> [Exercise objective]:
Read the records below and copy each line that contains "القبول".

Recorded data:
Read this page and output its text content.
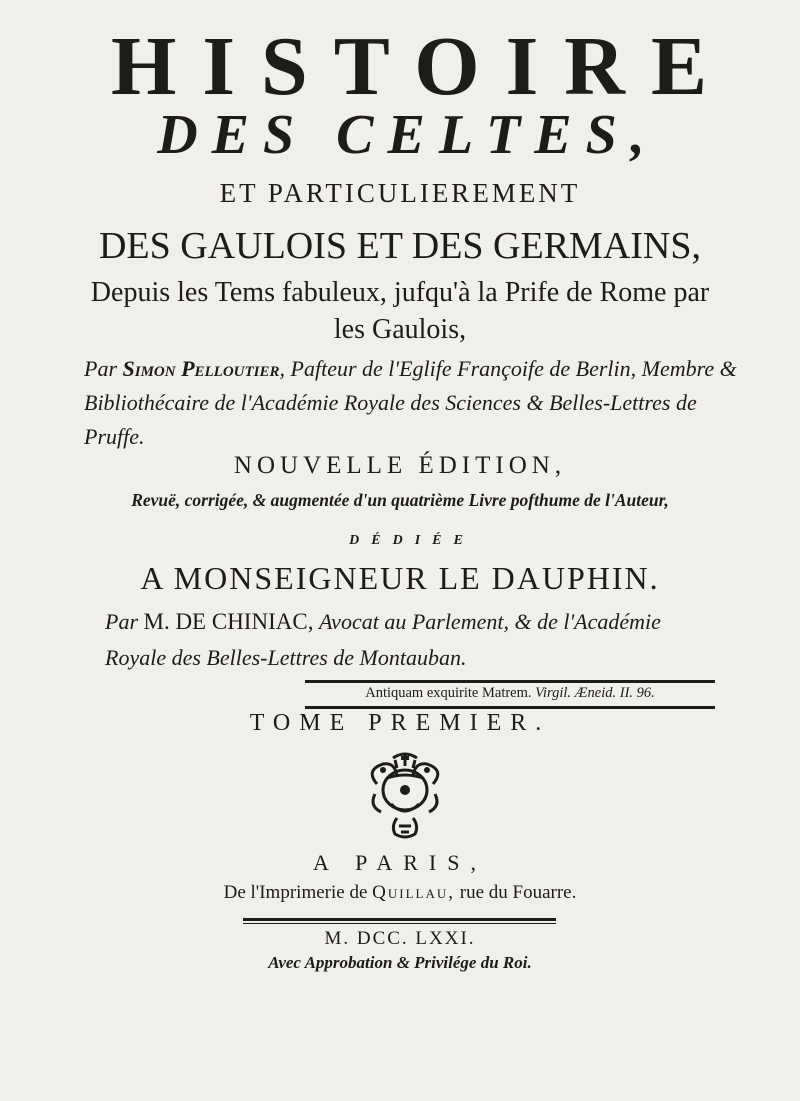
HISTOIRE
DES CELTES,
ET PARTICULIEREMENT
DES GAULOIS ET DES GERMAINS,
Depuis les Tems fabuleux, jufqu'à la Prife de Rome par
les Gaulois,
Par Simon Pelloutier, Pafteur de l'Eglife Françoife de Berlin, Membre & Bibliothécaire de l'Académie Royale des Sciences & Belles-Lettres de Pruffe.
NOUVELLE ÉDITION,
Revuë, corrigée, & augmentée d'un quatrième Livre pofthume de l'Auteur,
DÉDIÉE
A MONSEIGNEUR LE DAUPHIN.
Par M. DE CHINIAC, Avocat au Parlement, & de l'Académie Royale des Belles-Lettres de Montauban.
Antiquam exquirite Matrem. Virgil. Æneid. II. 96.
TOME PREMIER.
A PARIS,
De l'Imprimerie de Quillau, rue du Fouarre.
M. DCC. LXXI.
Avec Approbation & Privilége du Roi.
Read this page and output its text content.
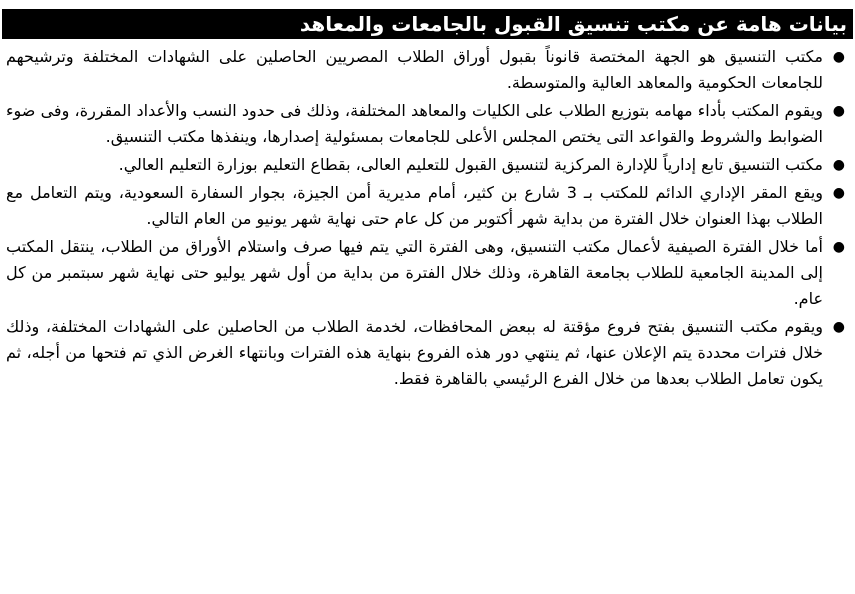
بيانات هامة عن مكتب تنسيق القبول بالجامعات والمعاهد
●
مكتب التنسيق هو الجهة المختصة قانوناً بقبول أوراق الطلاب المصريين الحاصلين على الشهادات المختلفة وترشيحهم للجامعات الحكومية والمعاهد العالية والمتوسطة.
●
ويقوم المكتب بأداء مهامه بتوزيع الطلاب على الكليات والمعاهد المختلفة، وذلك فى حدود النسب والأعداد المقررة، وفى ضوء الضوابط والشروط والقواعد التى يختص المجلس الأعلى للجامعات بمسئولية إصدارها، وينفذها مكتب التنسيق.
●
مكتب التنسيق تابع إدارياً للإدارة المركزية لتنسيق القبول للتعليم العالى، بقطاع التعليم بوزارة التعليم العالي.
●
ويقع المقر الإداري الدائم للمكتب بـ 3 شارع بن كثير، أمام مديرية أمن الجيزة، بجوار السفارة السعودية، ويتم التعامل مع الطلاب بهذا العنوان خلال الفترة من بداية شهر أكتوبر من كل عام حتى نهاية شهر يونيو من العام التالي.
●
أما خلال الفترة الصيفية لأعمال مكتب التنسيق، وهى الفترة التي يتم فيها صرف واستلام الأوراق من الطلاب، ينتقل المكتب إلى المدينة الجامعية للطلاب بجامعة القاهرة، وذلك خلال الفترة من بداية من أول شهر يوليو حتى نهاية شهر سبتمبر من كل عام.
●
ويقوم مكتب التنسيق بفتح فروع مؤقتة له ببعض المحافظات، لخدمة الطلاب من الحاصلين على الشهادات المختلفة، وذلك خلال فترات محددة يتم الإعلان عنها، ثم ينتهي دور هذه الفروع بنهاية هذه الفترات وبانتهاء الغرض الذي تم فتحها من أجله، ثم يكون تعامل الطلاب بعدها من خلال الفرع الرئيسي بالقاهرة فقط.
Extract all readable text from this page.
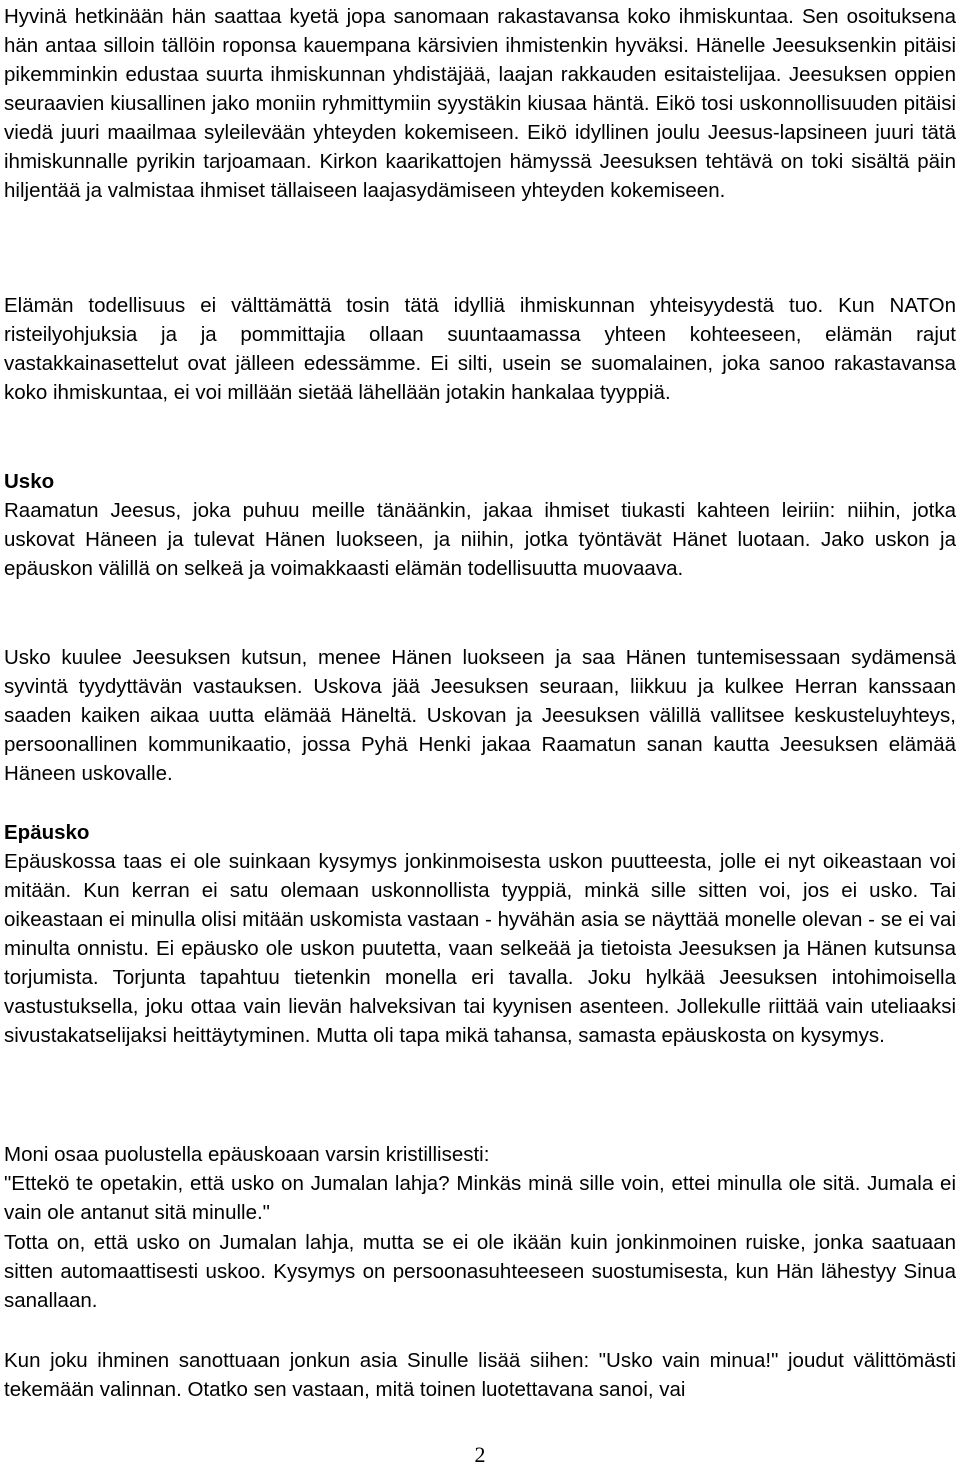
Hyvinä hetkinään hän saattaa kyetä jopa sanomaan rakastavansa koko ihmiskuntaa. Sen osoituksena hän antaa silloin tällöin roponsa kauempana kärsivien ihmistenkin hyväksi. Hänelle Jeesuksenkin pitäisi pikemminkin edustaa suurta ihmiskunnan yhdistäjää, laajan rakkauden esitaistelijaa. Jeesuksen oppien seuraavien kiusallinen jako moniin ryhmittymiin syystäkin kiusaa häntä. Eikö tosi uskonnollisuuden pitäisi viedä juuri maailmaa syleilevään yhteyden kokemiseen. Eikö idyllinen joulu Jeesus-lapsineen juuri tätä ihmiskunnalle pyrikin tarjoamaan. Kirkon kaarikattojen hämyssä Jeesuksen tehtävä on toki sisältä päin hiljentää ja valmistaa ihmiset tällaiseen laajasydämiseen yhteyden kokemiseen.

Elämän todellisuus ei välttämättä tosin tätä idylliä ihmiskunnan yhteisyydestä tuo. Kun NATOn risteilyohjuksia ja ja pommittajia ollaan suuntaamassa yhteen kohteeseen, elämän rajut vastakkainasettelut ovat jälleen edessämme. Ei silti, usein se suomalainen, joka sanoo rakastavansa koko ihmiskuntaa, ei voi millään sietää lähellään jotakin hankalaa tyyppiä.

Usko

Raamatun Jeesus, joka puhuu meille tänäänkin, jakaa ihmiset tiukasti kahteen leiriin: niihin, jotka uskovat Häneen ja tulevat Hänen luokseen, ja niihin, jotka työntävät Hänet luotaan. Jako uskon ja epäuskon välillä on selkeä ja voimakkaasti elämän todellisuutta muovaava.

Usko kuulee Jeesuksen kutsun, menee Hänen luokseen ja saa Hänen tuntemisessaan sydämensä syvintä tyydyttävän vastauksen. Uskova jää Jeesuksen seuraan, liikkuu ja kulkee Herran kanssaan saaden kaiken aikaa uutta elämää Häneltä. Uskovan ja Jeesuksen välillä vallitsee keskusteluyhteys, persoonallinen kommunikaatio, jossa Pyhä Henki jakaa Raamatun sanan kautta Jeesuksen elämää Häneen uskovalle.

Epäusko

Epäuskossa taas ei ole suinkaan kysymys jonkinmoisesta uskon puutteesta, jolle ei nyt oikeastaan voi mitään. Kun kerran ei satu olemaan uskonnollista tyyppiä, minkä sille sitten voi, jos ei usko. Tai oikeastaan ei minulla olisi mitään uskomista vastaan - hyvähän asia se näyttää monelle olevan - se ei vai minulta onnistu. Ei epäusko ole uskon puutetta, vaan selkeää ja tietoista Jeesuksen ja Hänen kutsunsa torjumista. Torjunta tapahtuu tietenkin monella eri tavalla. Joku hylkää Jeesuksen intohimoisella vastustuksella, joku ottaa vain lievän halveksivan tai kyynisen asenteen. Jollekulle riittää vain uteliaaksi sivustakatselijaksi heittäytyminen. Mutta oli tapa mikä tahansa, samasta epäuskosta on kysymys.

Moni osaa puolustella epäuskoaan varsin kristillisesti:

"Ettekö te opetakin, että usko on Jumalan lahja? Minkäs minä sille voin, ettei minulla ole sitä. Jumala ei vain ole antanut sitä minulle."

Totta on, että usko on Jumalan lahja, mutta se ei ole ikään kuin jonkinmoinen ruiske, jonka saatuaan sitten automaattisesti uskoo. Kysymys on persoonasuhteeseen suostumisesta, kun Hän lähestyy Sinua sanallaan.

Kun joku ihminen sanottuaan jonkun asia Sinulle lisää siihen: "Usko vain minua!" joudut välittömästi tekemään valinnan. Otatko sen vastaan, mitä toinen luotettavana sanoi, vai

2
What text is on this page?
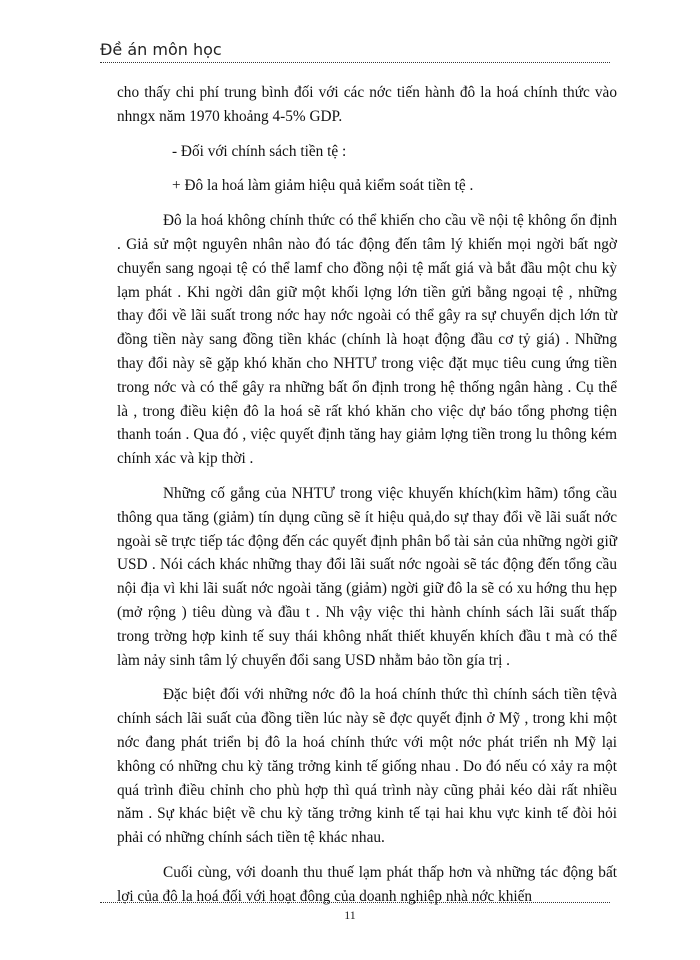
Đề án môn học

cho thấy chi phí trung bình đối với các nớc tiến hành đô la hoá chính thức vào nhngx năm 1970 khoảng 4-5% GDP.

- Đối với chính sách tiền tệ :

+ Đô la hoá làm giảm hiệu quả kiểm soát tiền tệ .

Đô la hoá không chính thức có thể khiến cho cầu về nội tệ không ổn định . Giả sử một nguyên nhân nào đó tác động đến tâm lý khiến mọi ngời bất ngờ chuyển sang ngoại tệ có thể lamf cho đồng nội tệ mất giá và bắt đầu một chu kỳ lạm phát . Khi ngời dân giữ một khối lợng lớn tiền gửi bằng ngoại tệ , những thay đổi về lãi suất trong nớc hay nớc ngoài có thể gây ra sự chuyển dịch lớn từ đồng tiền này sang đồng tiền khác (chính là hoạt động đầu cơ tỷ giá) . Những thay đổi này sẽ gặp khó khăn cho NHTƯ trong việc đặt mục tiêu cung ứng tiền trong nớc và có thể gây ra những bất ổn định trong hệ thống ngân hàng . Cụ thể là , trong điều kiện đô la hoá sẽ rất khó khăn cho việc dự báo tổng phơng tiện thanh toán . Qua đó , việc quyết định tăng hay giảm lợng tiền trong lu thông kém chính xác và kịp thời .

Những cố gắng của NHTƯ trong việc khuyến khích(kìm hãm) tổng cầu thông qua tăng (giảm) tín dụng cũng sẽ ít hiệu quả,do sự thay đổi về lãi suất nớc ngoài sẽ trực tiếp tác động đến các quyết định phân bổ tài sản của những ngời giữ USD . Nói cách khác những thay đổi lãi suất nớc ngoài sẽ tác động đến tổng cầu nội địa vì khi lãi suất nớc ngoài tăng (giảm) ngời giữ đô la sẽ có xu hớng thu hẹp (mở rộng ) tiêu dùng và đầu t . Nh vậy việc thi hành chính sách lãi suất thấp trong trờng hợp kinh tế suy thái không nhất thiết khuyến khích đầu t mà có thể làm nảy sinh tâm lý chuyển đổi sang USD nhằm bảo tồn gía trị .

Đặc biệt đối với những nớc đô la hoá chính thức thì chính sách tiền tệvà chính sách lãi suất của đồng tiền lúc này sẽ đợc quyết định ở Mỹ , trong khi một nớc đang phát triển bị đô la hoá chính thức với một nớc phát triển nh Mỹ lại không có những chu kỳ tăng trởng kinh tế giống nhau . Do đó nếu có xảy ra một quá trình điều chỉnh cho phù hợp thì quá trình này cũng phải kéo dài rất nhiều năm . Sự khác biệt về chu kỳ tăng trởng kinh tế tại hai khu vực kinh tế đòi hỏi phải có những chính sách tiền tệ khác nhau.

Cuối cùng, với doanh thu thuế lạm phát thấp hơn và những tác động bất lợi của đô la hoá đối với hoạt đông của doanh nghiệp nhà nớc khiến

11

> [Response to this task]:
بيانات هامة عن مكتب تنسيق القبول بالجامعات والمعاهد
مكتب التنسيق تابع إدارياً للإدارة المركزية لتنسيق القبول للتعليم العالى، بقطاع التعليم بوزارة التعليم العالي.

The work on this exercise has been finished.